== PASSAGE PROVIDED ==
━━━━━━━━━━━━━━━━━━━━━━━━━━━━━━

Re: State store guarantees - KStreams 2.8.1

2022-01-26 Thread Matthias J. Sax

Glad you figured it out.

It's not easy to perform checks for this case. The problem is that the 
logic checking topics/partitions does not know anything about the 
operators that are used -- the DSL semantics are not available at runtime.


And the `merge()` operator itself does not have access to input topic 
partition information.



-Matthias

On 1/26/22 12:25 PM, Jiří Syrový wrote:

It's actually my mistake to blame. The whole problem was caused by topic
partition count mismatch.
I would have expected that at least *merge* operator let's you know when
merging two inputs with a mismatching number of partitions.

On Sat, 22 Jan 2022 at 03:46, Matthias J. Sax 
wrote:


Well, it's unclear what the remote lookup does... As Kafka Streams does
not implement this part, my best guess at the moment is to blame it on a
bug in the remote request implementation.

Are you using some of-the-shelf implementation for the remove lookup
part or are you using something build in-house?


-Matthias



On 1/21/22 13:13, Jiří Syrový wrote:

I agree it sounds a bit off, but it seems that even a host that is not
marked as active allows me to query it's store and gives me a result that
is not null.

This application has an API that either queries local or remote
store (basically via HTTP API of active host), but the weird part is I

get

the local response from both instances instead of expected one remote (on
non-active and non-standby host) and one local.
In principle the code to query stores looks like this

  streams
.store(
  StoreQueryParameters
.fromNameAndType(
  storeName,
  QueryableStoreTypes.keyValueStore[K, V]()
)
)
.get(key)


And responses look like this:
$ curl //123 *(response from instance A)*
*{"meta":"KeyQueryMetadata
{activeHost=HostInfo{host='ip-1-2-3-4.eu-west-1.compute.internal',
port=8080}, standbyHosts=[],


partition=0}","value":{"timestamp":"2022-01-21T00:00:02.433Z","enabled":true},"hostname":"ip-1-2-3-4.eu-west-1.compute.internal"}*

$ curl //123 *(response from instance B)*
*{"meta":"KeyQueryMetadata
{activeHost=HostInfo{host='ip-1-2-3-4.eu-west-1.compute.internal',
port=8080}, standbyHosts=[],


partition=0}","value":{"timestamp":"2022-01-21T15:55:27.807Z","enabled":false},"hostname":"ip-9-8-7-6.eu-west-1.compute.internal"}*


This behaviour is not random and is 100% reproducible. I can try to

create

a minimal code example that will demonstrate it.

On Fri, 21 Jan 2022 at 18:20, Matthias J. Sax  wrote:


but instance A returns

result X for a partition I and instance B returns result Y for the

same

partition I.


This sound a little off. As you stated, if both instances agree on the
active host, the active host must either be instance A or instance B,
and thus you can query partition I only on instance A or instance B. The
non-active instance should not return any data for a partition it does
not host.

Can you elaborate?

-Matthias

On 1/21/22 4:47 AM, Jiří Syrový wrote:

Hi everyone,

I'm trying for a while to answer myself a question about what are

actually

guarantees for state stores in regards to consistency when connected to
transformers.

━━━━━━━━━━━━━━━━━━━━━━━━━━━━━━

[Element region listings]

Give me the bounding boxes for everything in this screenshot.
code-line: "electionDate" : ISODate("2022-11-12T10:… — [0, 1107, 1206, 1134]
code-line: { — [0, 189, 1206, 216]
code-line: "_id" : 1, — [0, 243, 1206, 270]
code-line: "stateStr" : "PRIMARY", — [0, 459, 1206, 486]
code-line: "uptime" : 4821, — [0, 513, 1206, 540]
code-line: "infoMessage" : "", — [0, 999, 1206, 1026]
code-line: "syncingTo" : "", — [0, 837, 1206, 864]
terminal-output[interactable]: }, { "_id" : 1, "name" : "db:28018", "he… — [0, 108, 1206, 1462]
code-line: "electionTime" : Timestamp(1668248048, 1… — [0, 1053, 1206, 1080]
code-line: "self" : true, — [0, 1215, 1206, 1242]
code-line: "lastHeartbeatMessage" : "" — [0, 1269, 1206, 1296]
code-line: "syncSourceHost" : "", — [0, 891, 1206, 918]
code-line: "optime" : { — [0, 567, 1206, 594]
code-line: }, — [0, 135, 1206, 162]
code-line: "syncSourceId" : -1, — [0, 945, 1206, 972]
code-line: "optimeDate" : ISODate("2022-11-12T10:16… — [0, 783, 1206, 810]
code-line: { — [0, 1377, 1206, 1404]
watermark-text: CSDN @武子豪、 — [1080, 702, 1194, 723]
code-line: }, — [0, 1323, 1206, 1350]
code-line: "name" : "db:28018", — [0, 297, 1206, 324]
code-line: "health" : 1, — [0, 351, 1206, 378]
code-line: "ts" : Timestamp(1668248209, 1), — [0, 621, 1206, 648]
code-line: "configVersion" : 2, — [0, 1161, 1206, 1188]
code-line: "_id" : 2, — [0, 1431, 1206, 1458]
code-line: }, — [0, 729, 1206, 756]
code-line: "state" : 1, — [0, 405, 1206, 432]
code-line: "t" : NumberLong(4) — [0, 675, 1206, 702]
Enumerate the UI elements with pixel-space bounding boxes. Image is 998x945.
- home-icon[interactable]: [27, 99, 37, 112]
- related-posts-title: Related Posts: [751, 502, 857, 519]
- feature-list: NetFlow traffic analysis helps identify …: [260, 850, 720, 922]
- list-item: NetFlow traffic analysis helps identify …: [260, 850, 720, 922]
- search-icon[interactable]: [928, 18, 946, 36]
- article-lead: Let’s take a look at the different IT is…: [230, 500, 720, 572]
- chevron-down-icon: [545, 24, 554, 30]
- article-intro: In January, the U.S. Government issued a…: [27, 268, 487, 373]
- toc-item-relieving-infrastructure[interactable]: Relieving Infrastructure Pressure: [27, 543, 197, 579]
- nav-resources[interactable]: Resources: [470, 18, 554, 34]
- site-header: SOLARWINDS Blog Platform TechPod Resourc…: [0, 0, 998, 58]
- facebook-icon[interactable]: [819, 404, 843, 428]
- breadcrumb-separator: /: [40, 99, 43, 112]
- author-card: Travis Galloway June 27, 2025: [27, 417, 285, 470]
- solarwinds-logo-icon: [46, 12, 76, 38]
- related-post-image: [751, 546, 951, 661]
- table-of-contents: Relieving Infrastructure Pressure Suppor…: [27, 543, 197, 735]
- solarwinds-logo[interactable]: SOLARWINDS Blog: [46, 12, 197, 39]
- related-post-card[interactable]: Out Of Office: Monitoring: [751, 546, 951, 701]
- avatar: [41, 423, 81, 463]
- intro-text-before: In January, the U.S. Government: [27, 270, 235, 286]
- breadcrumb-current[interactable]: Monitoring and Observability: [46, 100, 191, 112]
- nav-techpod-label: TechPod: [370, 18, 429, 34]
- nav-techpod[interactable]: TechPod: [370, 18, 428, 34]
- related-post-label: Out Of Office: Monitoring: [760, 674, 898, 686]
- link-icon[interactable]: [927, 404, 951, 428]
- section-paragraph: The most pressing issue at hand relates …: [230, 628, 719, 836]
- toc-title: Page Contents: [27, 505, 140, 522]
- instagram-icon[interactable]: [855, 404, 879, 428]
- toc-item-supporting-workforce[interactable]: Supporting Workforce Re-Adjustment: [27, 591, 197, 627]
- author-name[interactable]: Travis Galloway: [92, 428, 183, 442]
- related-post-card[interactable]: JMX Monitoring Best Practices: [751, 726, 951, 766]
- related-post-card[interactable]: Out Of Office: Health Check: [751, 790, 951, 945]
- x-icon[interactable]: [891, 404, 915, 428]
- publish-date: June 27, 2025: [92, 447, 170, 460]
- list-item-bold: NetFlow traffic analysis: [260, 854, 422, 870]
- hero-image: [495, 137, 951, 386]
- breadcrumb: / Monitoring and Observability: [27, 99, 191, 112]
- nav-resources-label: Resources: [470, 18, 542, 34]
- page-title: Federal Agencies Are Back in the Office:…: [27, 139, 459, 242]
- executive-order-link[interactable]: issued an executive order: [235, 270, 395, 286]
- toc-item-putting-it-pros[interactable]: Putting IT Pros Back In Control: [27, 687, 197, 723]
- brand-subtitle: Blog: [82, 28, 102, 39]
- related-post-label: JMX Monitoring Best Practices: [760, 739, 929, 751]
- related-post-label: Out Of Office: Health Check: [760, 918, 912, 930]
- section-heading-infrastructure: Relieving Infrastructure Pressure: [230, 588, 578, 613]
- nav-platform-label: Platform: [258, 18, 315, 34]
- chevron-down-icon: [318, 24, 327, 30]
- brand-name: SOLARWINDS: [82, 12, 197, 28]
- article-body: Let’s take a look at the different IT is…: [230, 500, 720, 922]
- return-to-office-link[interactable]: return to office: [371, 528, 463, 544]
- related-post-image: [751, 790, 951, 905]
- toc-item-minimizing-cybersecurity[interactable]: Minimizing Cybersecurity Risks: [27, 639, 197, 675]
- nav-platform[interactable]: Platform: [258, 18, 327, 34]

━━━━━━━━━━━━━━━━━━━━━━━━━━━━━━

== WHAT THIS EXERCISE ASKS ==
(1) According to the Kafka Streams state store thread, what caused the whole problem?
(2) Extend the Kafka Streams state store thread from where it stops.
These rows have no connection to the thread.

== FINAL RESULTS ==
(1) A topic partition count mismatch.

(2)
I have an application where a single (persistent, rocksdb backed) state
store is connected to multiple transformers. Each transformer might

both

read (get) and write (put) data into the state store. All transformers
receive data from multiple input topics in the same way (the same key,

same

number of partitions) that before sending it to transformers merged
together.

All transformers are located in the same sub-topology.

What I observed is that even with 0 standby replicas I might get
inconsistent results when querying this state store connected to

multiple

transformers. I have 2 instances and metadata on both instances agree

on

the active host for this state store and partition, but instance A

returns

result X for a partition I and instance B returns result Y for the same
partition I.

Any suggestions if this is a bug or is my assumption incorrect that the
same state store should give the same result for the same key (same
partition) in 2 distinct transformers fed from the same input?

Thanks,
Jiri











Re: State store guarantees - KStreams 2.8.1

2022-01-26 Thread Jiří Syrový
It's actually my mistake to blame. The whole problem was caused by topic
partition count mismatch.
I would have expected that at least *merge* operator let's you know when
merging two inputs with a mismatching number of partitions.

On Sat, 22 Jan 2022 at 03:46, Matthias J. Sax 
wrote:

> Well, it's unclear what the remote lookup does... As Kafka Streams does
> not implement this part, my best guess at the moment is to blame it on a
> bug in the remote request implementation.
>
> Are you using some of-the-shelf implementation for the remove lookup
> part or are you using something build in-house?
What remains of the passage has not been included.